In your copy, leave out the pictures; write out all the data exactly.

SOURCE MATERIAL ::
* START *
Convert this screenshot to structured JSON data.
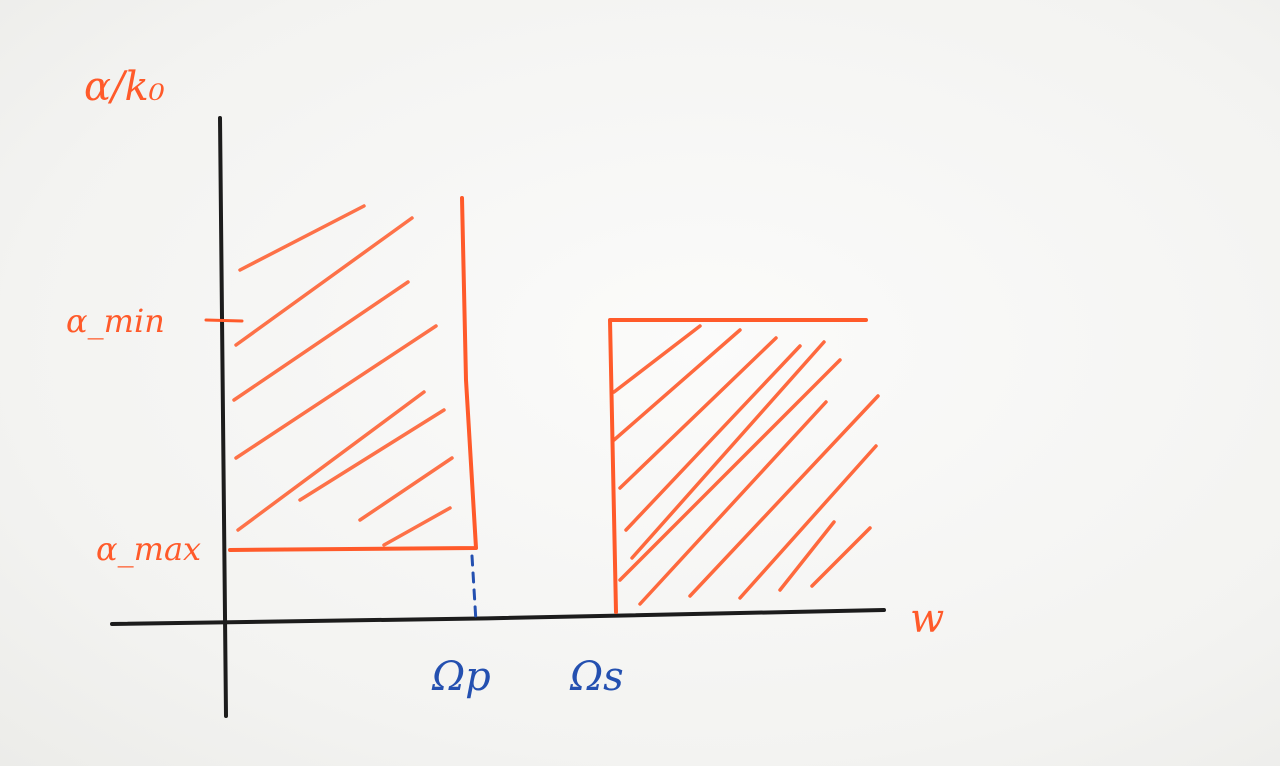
{
  "colors": {
    "ink_red": "#ff5a2a",
    "ink_blue": "#2450b0",
    "ink_black": "#1c1c1c"
  },
  "labels": {
    "y_axis": "α/k₀",
    "x_axis": "w",
    "alpha_min": "α_min",
    "alpha_max": "α_max",
    "omega_p": "Ωp",
    "omega_s": "Ωs"
  }
}
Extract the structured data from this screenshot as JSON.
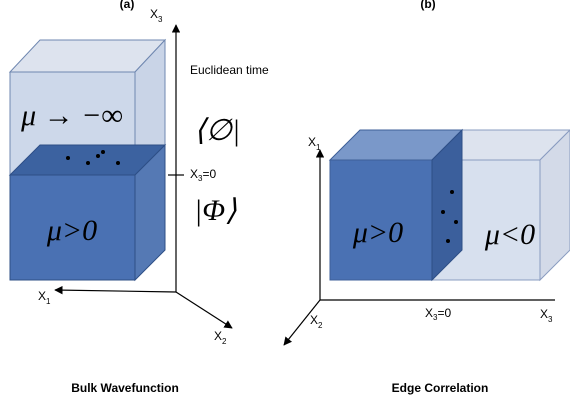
{
  "panel_a": {
    "label": "(a)",
    "axis_vertical": {
      "base": "X",
      "sub": "3"
    },
    "axis_note": "Euclidean time",
    "top_box_label": "μ → −∞",
    "bra": "⟨∅|",
    "boundary": {
      "base": "X",
      "sub": "3",
      "rest": "=0"
    },
    "ket": "|Φ⟩",
    "bottom_box_label": "μ>0",
    "axis_left": {
      "base": "X",
      "sub": "1"
    },
    "axis_diag": {
      "base": "X",
      "sub": "2"
    },
    "caption": "Bulk Wavefunction"
  },
  "panel_b": {
    "label": "(b)",
    "axis_vertical": {
      "base": "X",
      "sub": "1"
    },
    "left_box_label": "μ>0",
    "right_box_label": "μ<0",
    "boundary": {
      "base": "X",
      "sub": "3",
      "rest": "=0"
    },
    "axis_right": {
      "base": "X",
      "sub": "3"
    },
    "axis_diag": {
      "base": "X",
      "sub": "2"
    },
    "caption": "Edge Correlation"
  }
}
* END *
SOLUTION ::
Convert this screenshot to structured JSON data.
{
  "colors": {
    "ink_red": "#ff5a2a",
    "ink_blue": "#2450b0",
    "ink_black": "#1c1c1c"
  },
  "labels": {
    "y_axis": "α/k₀",
    "x_axis": "w",
    "alpha_min": "α_min",
    "alpha_max": "α_max",
    "omega_p": "Ωp",
    "omega_s": "Ωs"
  }
}
Extract the structured data from this screenshot as JSON.
{
  "panel_a": {
    "label": "(a)",
    "axis_vertical": {
      "base": "X",
      "sub": "3"
    },
    "axis_note": "Euclidean time",
    "top_box_label": "μ → −∞",
    "bra": "⟨∅|",
    "boundary": {
      "base": "X",
      "sub": "3",
      "rest": "=0"
    },
    "ket": "|Φ⟩",
    "bottom_box_label": "μ>0",
    "axis_left": {
      "base": "X",
      "sub": "1"
    },
    "axis_diag": {
      "base": "X",
      "sub": "2"
    },
    "caption": "Bulk Wavefunction"
  },
  "panel_b": {
    "label": "(b)",
    "axis_vertical": {
      "base": "X",
      "sub": "1"
    },
    "left_box_label": "μ>0",
    "right_box_label": "μ<0",
    "boundary": {
      "base": "X",
      "sub": "3",
      "rest": "=0"
    },
    "axis_right": {
      "base": "X",
      "sub": "3"
    },
    "axis_diag": {
      "base": "X",
      "sub": "2"
    },
    "caption": "Edge Correlation"
  }
}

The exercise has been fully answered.